Records excerpted from a collection

— BEGIN —

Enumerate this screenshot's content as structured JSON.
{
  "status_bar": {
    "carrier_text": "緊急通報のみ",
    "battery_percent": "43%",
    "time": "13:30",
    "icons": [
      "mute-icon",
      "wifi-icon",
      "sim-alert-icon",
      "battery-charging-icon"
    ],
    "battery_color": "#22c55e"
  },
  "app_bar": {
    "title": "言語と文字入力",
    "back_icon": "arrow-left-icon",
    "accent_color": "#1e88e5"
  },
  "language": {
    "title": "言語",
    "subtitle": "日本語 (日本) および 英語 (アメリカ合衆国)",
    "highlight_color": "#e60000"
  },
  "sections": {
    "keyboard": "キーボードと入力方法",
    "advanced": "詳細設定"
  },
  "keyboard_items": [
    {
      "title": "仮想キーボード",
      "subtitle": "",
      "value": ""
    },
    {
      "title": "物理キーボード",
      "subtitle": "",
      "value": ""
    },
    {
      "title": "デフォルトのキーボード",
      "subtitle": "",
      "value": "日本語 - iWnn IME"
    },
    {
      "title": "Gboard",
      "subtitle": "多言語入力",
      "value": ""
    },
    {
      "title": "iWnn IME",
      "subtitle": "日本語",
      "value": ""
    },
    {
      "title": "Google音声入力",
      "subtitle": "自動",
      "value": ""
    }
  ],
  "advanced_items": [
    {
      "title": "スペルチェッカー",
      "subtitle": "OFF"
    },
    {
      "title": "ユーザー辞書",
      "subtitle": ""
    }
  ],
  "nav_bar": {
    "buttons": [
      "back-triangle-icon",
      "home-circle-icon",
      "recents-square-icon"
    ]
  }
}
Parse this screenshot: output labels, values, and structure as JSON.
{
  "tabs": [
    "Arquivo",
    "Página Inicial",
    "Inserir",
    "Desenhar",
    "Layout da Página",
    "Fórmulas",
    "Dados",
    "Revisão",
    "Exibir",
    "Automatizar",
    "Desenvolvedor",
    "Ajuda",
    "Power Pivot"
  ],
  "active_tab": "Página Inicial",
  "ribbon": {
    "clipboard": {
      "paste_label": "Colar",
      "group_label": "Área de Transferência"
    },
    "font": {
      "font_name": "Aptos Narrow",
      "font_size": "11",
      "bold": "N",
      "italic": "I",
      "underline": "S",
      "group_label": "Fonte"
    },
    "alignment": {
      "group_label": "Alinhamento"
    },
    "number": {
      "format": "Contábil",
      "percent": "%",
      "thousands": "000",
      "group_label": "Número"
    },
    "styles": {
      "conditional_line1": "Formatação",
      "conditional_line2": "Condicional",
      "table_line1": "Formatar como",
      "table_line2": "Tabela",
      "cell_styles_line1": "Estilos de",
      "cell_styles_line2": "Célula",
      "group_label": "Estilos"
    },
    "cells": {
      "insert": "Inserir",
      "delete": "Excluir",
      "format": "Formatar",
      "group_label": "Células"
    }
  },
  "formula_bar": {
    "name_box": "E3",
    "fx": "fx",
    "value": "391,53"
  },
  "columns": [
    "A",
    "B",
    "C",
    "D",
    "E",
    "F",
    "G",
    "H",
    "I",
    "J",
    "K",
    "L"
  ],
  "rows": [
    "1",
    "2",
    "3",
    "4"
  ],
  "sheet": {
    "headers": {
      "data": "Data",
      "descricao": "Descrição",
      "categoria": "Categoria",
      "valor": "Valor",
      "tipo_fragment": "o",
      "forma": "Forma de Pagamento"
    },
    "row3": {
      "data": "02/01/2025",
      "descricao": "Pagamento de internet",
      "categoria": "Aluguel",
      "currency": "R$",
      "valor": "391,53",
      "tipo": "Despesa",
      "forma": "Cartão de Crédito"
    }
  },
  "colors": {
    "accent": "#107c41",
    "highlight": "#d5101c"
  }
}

— END —

All of the records must be retyped exactly as they are.

### Solution
Enumerate this screenshot's content as structured JSON.
{
  "status_bar": {
    "carrier_text": "緊急通報のみ",
    "battery_percent": "43%",
    "time": "13:30",
    "icons": [
      "mute-icon",
      "wifi-icon",
      "sim-alert-icon",
      "battery-charging-icon"
    ],
    "battery_color": "#22c55e"
  },
  "app_bar": {
    "title": "言語と文字入力",
    "back_icon": "arrow-left-icon",
    "accent_color": "#1e88e5"
  },
  "language": {
    "title": "言語",
    "subtitle": "日本語 (日本) および 英語 (アメリカ合衆国)",
    "highlight_color": "#e60000"
  },
  "sections": {
    "keyboard": "キーボードと入力方法",
    "advanced": "詳細設定"
  },
  "keyboard_items": [
    {
      "title": "仮想キーボード",
      "subtitle": "",
      "value": ""
    },
    {
      "title": "物理キーボード",
      "subtitle": "",
      "value": ""
    },
    {
      "title": "デフォルトのキーボード",
      "subtitle": "",
      "value": "日本語 - iWnn IME"
    },
    {
      "title": "Gboard",
      "subtitle": "多言語入力",
      "value": ""
    },
    {
      "title": "iWnn IME",
      "subtitle": "日本語",
      "value": ""
    },
    {
      "title": "Google音声入力",
      "subtitle": "自動",
      "value": ""
    }
  ],
  "advanced_items": [
    {
      "title": "スペルチェッカー",
      "subtitle": "OFF"
    },
    {
      "title": "ユーザー辞書",
      "subtitle": ""
    }
  ],
  "nav_bar": {
    "buttons": [
      "back-triangle-icon",
      "home-circle-icon",
      "recents-square-icon"
    ]
  }
}
Parse this screenshot: output labels, values, and structure as JSON.
{
  "tabs": [
    "Arquivo",
    "Página Inicial",
    "Inserir",
    "Desenhar",
    "Layout da Página",
    "Fórmulas",
    "Dados",
    "Revisão",
    "Exibir",
    "Automatizar",
    "Desenvolvedor",
    "Ajuda",
    "Power Pivot"
  ],
  "active_tab": "Página Inicial",
  "ribbon": {
    "clipboard": {
      "paste_label": "Colar",
      "group_label": "Área de Transferência"
    },
    "font": {
      "font_name": "Aptos Narrow",
      "font_size": "11",
      "bold": "N",
      "italic": "I",
      "underline": "S",
      "group_label": "Fonte"
    },
    "alignment": {
      "group_label": "Alinhamento"
    },
    "number": {
      "format": "Contábil",
      "percent": "%",
      "thousands": "000",
      "group_label": "Número"
    },
    "styles": {
      "conditional_line1": "Formatação",
      "conditional_line2": "Condicional",
      "table_line1": "Formatar como",
      "table_line2": "Tabela",
      "cell_styles_line1": "Estilos de",
      "cell_styles_line2": "Célula",
      "group_label": "Estilos"
    },
    "cells": {
      "insert": "Inserir",
      "delete": "Excluir",
      "format": "Formatar",
      "group_label": "Células"
    }
  },
  "formula_bar": {
    "name_box": "E3",
    "fx": "fx",
    "value": "391,53"
  },
  "columns": [
    "A",
    "B",
    "C",
    "D",
    "E",
    "F",
    "G",
    "H",
    "I",
    "J",
    "K",
    "L"
  ],
  "rows": [
    "1",
    "2",
    "3",
    "4"
  ],
  "sheet": {
    "headers": {
      "data": "Data",
      "descricao": "Descrição",
      "categoria": "Categoria",
      "valor": "Valor",
      "tipo_fragment": "o",
      "forma": "Forma de Pagamento"
    },
    "row3": {
      "data": "02/01/2025",
      "descricao": "Pagamento de internet",
      "categoria": "Aluguel",
      "currency": "R$",
      "valor": "391,53",
      "tipo": "Despesa",
      "forma": "Cartão de Crédito"
    }
  },
  "colors": {
    "accent": "#107c41",
    "highlight": "#d5101c"
  }
}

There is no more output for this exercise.